## begin Exercise inputs

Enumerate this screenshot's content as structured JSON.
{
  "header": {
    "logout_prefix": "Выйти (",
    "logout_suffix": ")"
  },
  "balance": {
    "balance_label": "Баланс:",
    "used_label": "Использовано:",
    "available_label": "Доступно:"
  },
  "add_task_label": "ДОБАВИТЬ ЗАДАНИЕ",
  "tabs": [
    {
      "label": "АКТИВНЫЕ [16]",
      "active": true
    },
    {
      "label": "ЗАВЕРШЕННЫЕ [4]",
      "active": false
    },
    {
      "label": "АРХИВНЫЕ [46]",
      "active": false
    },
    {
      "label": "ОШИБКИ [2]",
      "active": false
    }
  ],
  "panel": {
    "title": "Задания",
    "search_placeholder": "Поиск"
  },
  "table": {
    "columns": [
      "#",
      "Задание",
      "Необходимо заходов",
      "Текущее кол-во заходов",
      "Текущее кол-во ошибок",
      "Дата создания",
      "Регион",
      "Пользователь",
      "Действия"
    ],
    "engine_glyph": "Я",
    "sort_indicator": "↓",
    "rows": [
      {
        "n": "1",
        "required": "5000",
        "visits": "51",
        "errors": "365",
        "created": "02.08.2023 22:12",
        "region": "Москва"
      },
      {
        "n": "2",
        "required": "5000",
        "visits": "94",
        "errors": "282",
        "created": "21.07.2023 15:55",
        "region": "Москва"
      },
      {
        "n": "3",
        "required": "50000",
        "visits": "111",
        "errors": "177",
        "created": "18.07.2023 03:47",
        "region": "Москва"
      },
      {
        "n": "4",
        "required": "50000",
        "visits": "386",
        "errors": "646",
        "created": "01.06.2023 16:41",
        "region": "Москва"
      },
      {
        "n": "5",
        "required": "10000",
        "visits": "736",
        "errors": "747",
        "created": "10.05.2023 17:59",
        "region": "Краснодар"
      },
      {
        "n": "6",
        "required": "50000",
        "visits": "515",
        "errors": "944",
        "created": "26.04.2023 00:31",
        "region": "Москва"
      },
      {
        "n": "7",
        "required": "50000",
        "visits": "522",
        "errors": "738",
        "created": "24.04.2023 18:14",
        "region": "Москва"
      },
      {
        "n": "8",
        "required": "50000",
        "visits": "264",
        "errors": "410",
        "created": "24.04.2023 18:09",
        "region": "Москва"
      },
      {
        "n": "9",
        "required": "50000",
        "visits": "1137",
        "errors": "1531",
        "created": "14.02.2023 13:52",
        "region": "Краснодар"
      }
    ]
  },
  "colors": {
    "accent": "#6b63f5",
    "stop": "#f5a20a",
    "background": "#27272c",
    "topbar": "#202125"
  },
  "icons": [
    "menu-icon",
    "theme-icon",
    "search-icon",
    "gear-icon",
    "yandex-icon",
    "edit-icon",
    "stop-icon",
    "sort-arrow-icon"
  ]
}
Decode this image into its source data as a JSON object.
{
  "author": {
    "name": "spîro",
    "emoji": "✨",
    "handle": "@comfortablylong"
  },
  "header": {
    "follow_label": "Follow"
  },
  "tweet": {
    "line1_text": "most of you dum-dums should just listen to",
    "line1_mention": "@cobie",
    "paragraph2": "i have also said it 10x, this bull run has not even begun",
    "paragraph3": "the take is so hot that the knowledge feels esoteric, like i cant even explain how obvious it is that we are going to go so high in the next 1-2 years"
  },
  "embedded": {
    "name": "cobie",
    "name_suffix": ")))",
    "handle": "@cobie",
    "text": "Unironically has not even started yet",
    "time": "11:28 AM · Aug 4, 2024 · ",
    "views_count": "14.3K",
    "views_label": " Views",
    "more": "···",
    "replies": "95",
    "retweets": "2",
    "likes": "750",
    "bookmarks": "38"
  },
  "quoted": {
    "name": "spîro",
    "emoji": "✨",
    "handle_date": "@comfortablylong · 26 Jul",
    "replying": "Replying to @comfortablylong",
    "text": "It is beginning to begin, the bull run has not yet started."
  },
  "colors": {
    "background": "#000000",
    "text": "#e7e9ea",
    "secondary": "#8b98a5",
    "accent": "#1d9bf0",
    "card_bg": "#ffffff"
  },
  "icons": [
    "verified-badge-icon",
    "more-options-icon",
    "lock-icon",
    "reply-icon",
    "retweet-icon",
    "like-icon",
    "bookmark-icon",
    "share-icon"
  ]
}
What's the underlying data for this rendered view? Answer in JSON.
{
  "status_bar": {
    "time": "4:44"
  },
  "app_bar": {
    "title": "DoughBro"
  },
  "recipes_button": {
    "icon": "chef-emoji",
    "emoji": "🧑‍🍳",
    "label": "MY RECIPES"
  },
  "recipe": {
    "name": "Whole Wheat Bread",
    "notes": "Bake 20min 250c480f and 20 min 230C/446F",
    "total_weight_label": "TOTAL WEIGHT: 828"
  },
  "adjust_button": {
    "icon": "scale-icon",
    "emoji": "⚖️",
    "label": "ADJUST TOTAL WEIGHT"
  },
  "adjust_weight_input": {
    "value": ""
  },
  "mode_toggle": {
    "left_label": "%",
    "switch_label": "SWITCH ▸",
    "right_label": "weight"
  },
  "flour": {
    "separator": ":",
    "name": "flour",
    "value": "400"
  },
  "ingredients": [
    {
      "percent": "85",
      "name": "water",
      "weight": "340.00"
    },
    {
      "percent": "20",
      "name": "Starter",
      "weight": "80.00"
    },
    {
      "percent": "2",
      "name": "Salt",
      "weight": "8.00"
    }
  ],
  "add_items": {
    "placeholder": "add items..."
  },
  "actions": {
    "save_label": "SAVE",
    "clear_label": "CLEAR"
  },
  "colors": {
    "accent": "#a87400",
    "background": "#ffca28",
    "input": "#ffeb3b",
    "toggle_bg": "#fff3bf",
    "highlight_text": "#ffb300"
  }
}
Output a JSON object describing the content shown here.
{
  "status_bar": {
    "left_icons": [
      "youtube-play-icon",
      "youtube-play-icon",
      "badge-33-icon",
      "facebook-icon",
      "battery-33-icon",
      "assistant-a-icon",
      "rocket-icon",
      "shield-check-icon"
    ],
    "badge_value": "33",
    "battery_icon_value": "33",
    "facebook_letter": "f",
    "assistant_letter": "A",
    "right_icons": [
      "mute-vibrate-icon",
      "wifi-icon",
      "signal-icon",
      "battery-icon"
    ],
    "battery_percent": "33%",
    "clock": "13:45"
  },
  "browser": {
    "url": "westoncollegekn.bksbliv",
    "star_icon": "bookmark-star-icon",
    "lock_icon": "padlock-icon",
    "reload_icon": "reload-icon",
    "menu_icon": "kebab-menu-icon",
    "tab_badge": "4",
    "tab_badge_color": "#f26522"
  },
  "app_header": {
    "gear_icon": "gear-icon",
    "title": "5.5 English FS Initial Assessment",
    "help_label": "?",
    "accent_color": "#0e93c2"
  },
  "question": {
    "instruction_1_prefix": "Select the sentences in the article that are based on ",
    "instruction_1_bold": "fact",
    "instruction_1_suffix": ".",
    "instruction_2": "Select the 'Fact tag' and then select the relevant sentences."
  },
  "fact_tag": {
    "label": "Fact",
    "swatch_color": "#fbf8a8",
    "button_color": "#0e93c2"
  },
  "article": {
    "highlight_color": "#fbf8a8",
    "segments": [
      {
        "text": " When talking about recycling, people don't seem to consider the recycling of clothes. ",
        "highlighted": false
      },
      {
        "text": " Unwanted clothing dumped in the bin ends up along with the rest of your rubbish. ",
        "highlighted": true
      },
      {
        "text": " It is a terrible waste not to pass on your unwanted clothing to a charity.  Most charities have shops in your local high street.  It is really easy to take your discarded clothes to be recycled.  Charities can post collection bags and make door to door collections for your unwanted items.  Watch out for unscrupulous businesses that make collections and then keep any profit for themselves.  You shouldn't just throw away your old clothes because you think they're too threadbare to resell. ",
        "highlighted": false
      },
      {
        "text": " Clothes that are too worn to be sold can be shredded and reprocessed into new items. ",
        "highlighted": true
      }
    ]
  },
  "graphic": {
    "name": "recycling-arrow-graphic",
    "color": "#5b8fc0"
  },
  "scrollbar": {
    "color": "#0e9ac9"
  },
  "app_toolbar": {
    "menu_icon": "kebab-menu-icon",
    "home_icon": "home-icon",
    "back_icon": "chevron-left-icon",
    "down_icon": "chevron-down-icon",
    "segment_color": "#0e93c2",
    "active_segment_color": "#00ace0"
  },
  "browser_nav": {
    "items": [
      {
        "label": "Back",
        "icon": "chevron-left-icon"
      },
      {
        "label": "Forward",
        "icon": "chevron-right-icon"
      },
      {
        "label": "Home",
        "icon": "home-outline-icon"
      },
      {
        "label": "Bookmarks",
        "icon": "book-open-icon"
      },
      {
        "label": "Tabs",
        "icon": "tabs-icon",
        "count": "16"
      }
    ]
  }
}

## end Exercise inputs

→ What you need to do: Examine the records and pull out every line where the string "chevron" occurs.

→ Exercise solution:
    "back_icon": "chevron-left-icon",
    "down_icon": "chevron-down-icon",
        "icon": "chevron-left-icon"
        "icon": "chevron-right-icon"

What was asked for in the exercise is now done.